▶ **What needs to be done**
Quote the records that follow in full, leaving the pictures out.

== Data section ==

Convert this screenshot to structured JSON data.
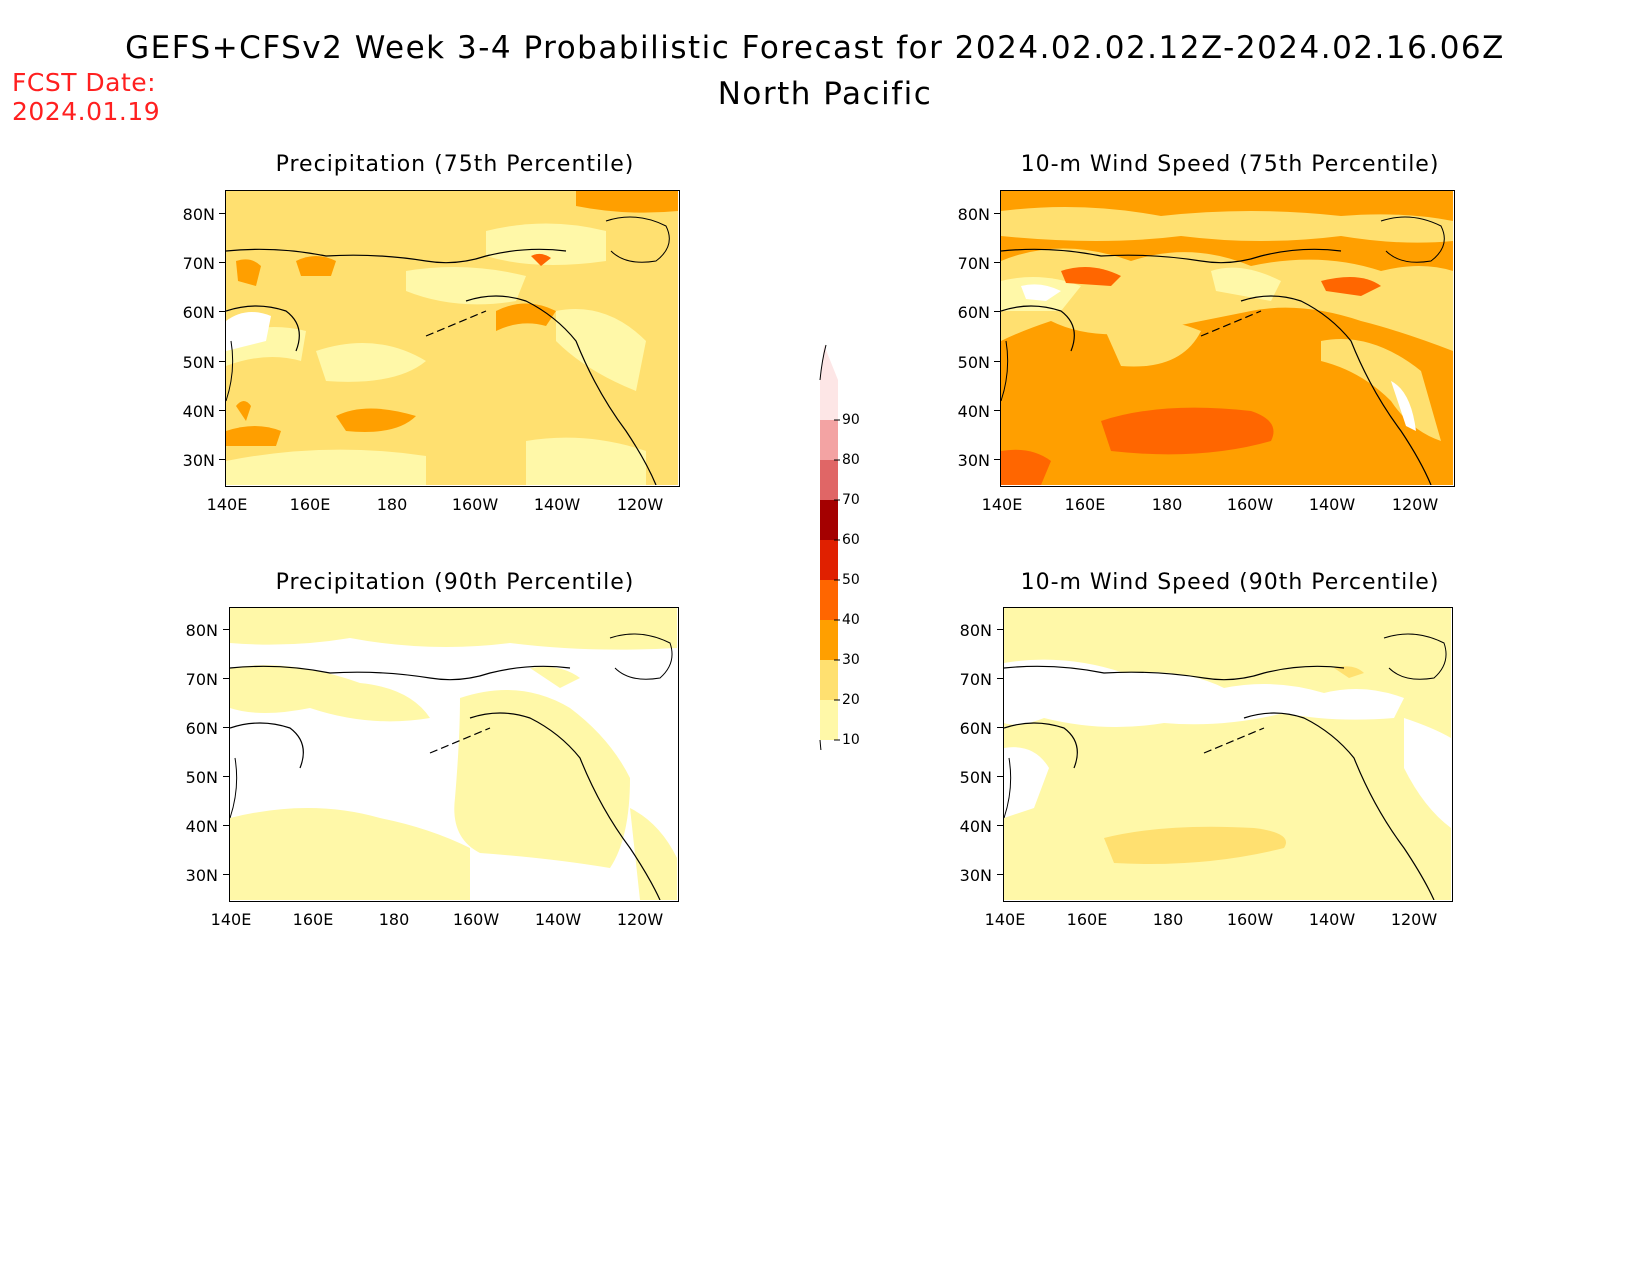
{
  "title_line1": "GEFS+CFSv2 Week 3-4 Probabilistic Forecast for 2024.02.02.12Z-2024.02.16.06Z",
  "title_line2": "North Pacific",
  "fcst_label": "FCST Date:",
  "fcst_date": "2024.01.19",
  "lat_labels": [
    "80N",
    "70N",
    "60N",
    "50N",
    "40N",
    "30N"
  ],
  "lon_labels": [
    "140E",
    "160E",
    "180",
    "160W",
    "140W",
    "120W"
  ],
  "panels": [
    {
      "title": "Precipitation (75th Percentile)",
      "dominant": "20-30",
      "secondary": "10-20",
      "highlight": "30-40"
    },
    {
      "title": "10-m Wind Speed (75th Percentile)",
      "dominant": "30-40",
      "secondary": "20-30",
      "highlight": "40-50"
    },
    {
      "title": "Precipitation (90th Percentile)",
      "dominant": "10-20",
      "secondary": "below 10"
    },
    {
      "title": "10-m Wind Speed (90th Percentile)",
      "dominant": "10-20",
      "secondary": "20-30"
    }
  ],
  "colorbar": {
    "labels": [
      "90",
      "80",
      "70",
      "60",
      "50",
      "40",
      "30",
      "20",
      "10"
    ],
    "colors": [
      "#fde6e6",
      "#f3a3a3",
      "#e06666",
      "#a40000",
      "#e02000",
      "#ff6600",
      "#ff9f00",
      "#ffe070",
      "#fff8a8"
    ]
  },
  "colors": {
    "c10": "#fff8a8",
    "c20": "#ffe070",
    "c30": "#ff9f00",
    "c40": "#ff6600",
    "c50": "#e02000",
    "fcst": "#ff2020"
  }
}
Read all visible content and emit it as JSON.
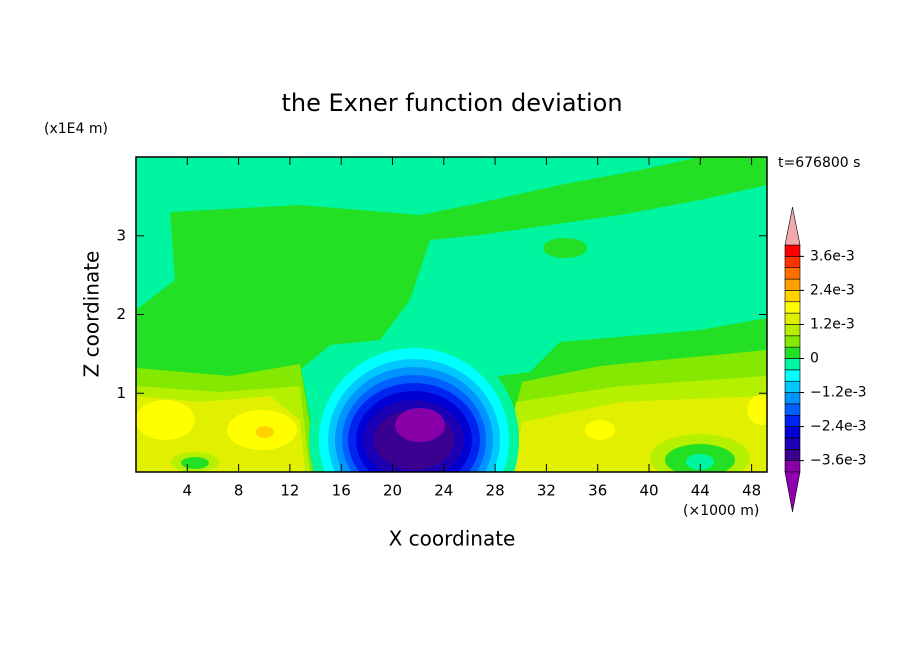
{
  "chart_data": {
    "type": "contour",
    "title": "the Exner function deviation",
    "x_label": "X coordinate",
    "y_label": "Z coordinate",
    "x_unit": "(×1000 m)",
    "y_unit": "(x1E4 m)",
    "time_label": "t=676800 s",
    "xlim": [
      0,
      49.2
    ],
    "ylim": [
      0,
      4
    ],
    "xticks": [
      4,
      8,
      12,
      16,
      20,
      24,
      28,
      32,
      36,
      40,
      44,
      48
    ],
    "yticks": [
      1,
      2,
      3
    ],
    "levels": [
      -0.004,
      -0.0036,
      -0.0032,
      -0.0028,
      -0.0024,
      -0.002,
      -0.0016,
      -0.0012,
      -0.0008,
      -0.0004,
      0,
      0.0004,
      0.0008,
      0.0012,
      0.0016,
      0.002,
      0.0024,
      0.0028,
      0.0032,
      0.0036,
      0.004
    ],
    "colors": [
      "#8a00a8",
      "#3a0090",
      "#1c00b4",
      "#0000d2",
      "#0024f0",
      "#0060ff",
      "#0094ff",
      "#00c8ff",
      "#00ffff",
      "#00f5a0",
      "#24e024",
      "#84e800",
      "#b4f000",
      "#e0f000",
      "#ffff00",
      "#ffd200",
      "#ffa000",
      "#ff7000",
      "#ff3400",
      "#ff0000"
    ],
    "extend_colors": [
      "#9000b0",
      "#f0a8a8"
    ],
    "colorbar_ticks": [
      {
        "value": 0.0036,
        "label": "3.6e-3"
      },
      {
        "value": 0.0024,
        "label": "2.4e-3"
      },
      {
        "value": 0.0012,
        "label": "1.2e-3"
      },
      0,
      {
        "value": -0.0012,
        "label": "−1.2e-3"
      },
      {
        "value": -0.0024,
        "label": "−2.4e-3"
      },
      {
        "value": -0.0036,
        "label": "−3.6e-3"
      }
    ]
  }
}
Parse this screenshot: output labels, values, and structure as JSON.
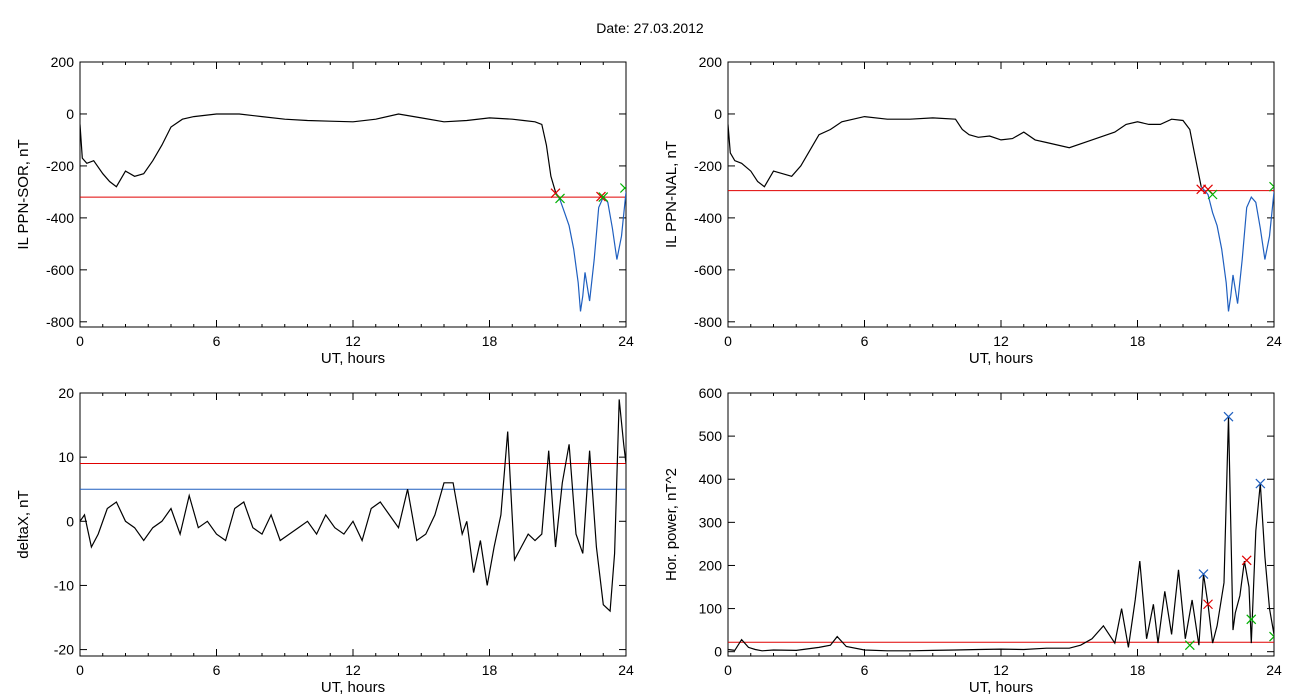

===

▶ **Written solution**
Convert this screenshot to structured JSON data.
{
  "title_line1": "GEFS+CFSv2 Week 3-4 Probabilistic Forecast for 2024.02.02.12Z-2024.02.16.06Z",
  "title_line2": "North Pacific",
  "fcst_label": "FCST Date:",
  "fcst_date": "2024.01.19",
  "lat_labels": [
    "80N",
    "70N",
    "60N",
    "50N",
    "40N",
    "30N"
  ],
  "lon_labels": [
    "140E",
    "160E",
    "180",
    "160W",
    "140W",
    "120W"
  ],
  "panels": [
    {
      "title": "Precipitation (75th Percentile)",
      "dominant": "20-30",
      "secondary": "10-20",
      "highlight": "30-40"
    },
    {
      "title": "10-m Wind Speed (75th Percentile)",
      "dominant": "30-40",
      "secondary": "20-30",
      "highlight": "40-50"
    },
    {
      "title": "Precipitation (90th Percentile)",
      "dominant": "10-20",
      "secondary": "below 10"
    },
    {
      "title": "10-m Wind Speed (90th Percentile)",
      "dominant": "10-20",
      "secondary": "20-30"
    }
  ],
  "colorbar": {
    "labels": [
      "90",
      "80",
      "70",
      "60",
      "50",
      "40",
      "30",
      "20",
      "10"
    ],
    "colors": [
      "#fde6e6",
      "#f3a3a3",
      "#e06666",
      "#a40000",
      "#e02000",
      "#ff6600",
      "#ff9f00",
      "#ffe070",
      "#fff8a8"
    ]
  },
  "colors": {
    "c10": "#fff8a8",
    "c20": "#ffe070",
    "c30": "#ff9f00",
    "c40": "#ff6600",
    "c50": "#e02000",
    "fcst": "#ff2020"
  }
}
Read all visible content and emit it as JSON.
{
  "chart_data": {
    "type": "contour",
    "title": "the Exner function deviation",
    "x_label": "X coordinate",
    "y_label": "Z coordinate",
    "x_unit": "(×1000 m)",
    "y_unit": "(x1E4 m)",
    "time_label": "t=676800 s",
    "xlim": [
      0,
      49.2
    ],
    "ylim": [
      0,
      4
    ],
    "xticks": [
      4,
      8,
      12,
      16,
      20,
      24,
      28,
      32,
      36,
      40,
      44,
      48
    ],
    "yticks": [
      1,
      2,
      3
    ],
    "levels": [
      -0.004,
      -0.0036,
      -0.0032,
      -0.0028,
      -0.0024,
      -0.002,
      -0.0016,
      -0.0012,
      -0.0008,
      -0.0004,
      0,
      0.0004,
      0.0008,
      0.0012,
      0.0016,
      0.002,
      0.0024,
      0.0028,
      0.0032,
      0.0036,
      0.004
    ],
    "colors": [
      "#8a00a8",
      "#3a0090",
      "#1c00b4",
      "#0000d2",
      "#0024f0",
      "#0060ff",
      "#0094ff",
      "#00c8ff",
      "#00ffff",
      "#00f5a0",
      "#24e024",
      "#84e800",
      "#b4f000",
      "#e0f000",
      "#ffff00",
      "#ffd200",
      "#ffa000",
      "#ff7000",
      "#ff3400",
      "#ff0000"
    ],
    "extend_colors": [
      "#9000b0",
      "#f0a8a8"
    ],
    "colorbar_ticks": [
      {
        "value": 0.0036,
        "label": "3.6e-3"
      },
      {
        "value": 0.0024,
        "label": "2.4e-3"
      },
      {
        "value": 0.0012,
        "label": "1.2e-3"
      },
      0,
      {
        "value": -0.0012,
        "label": "−1.2e-3"
      },
      {
        "value": -0.0024,
        "label": "−2.4e-3"
      },
      {
        "value": -0.0036,
        "label": "−3.6e-3"
      }
    ]
  }
}
Parse this screenshot: output labels, values, and structure as JSON.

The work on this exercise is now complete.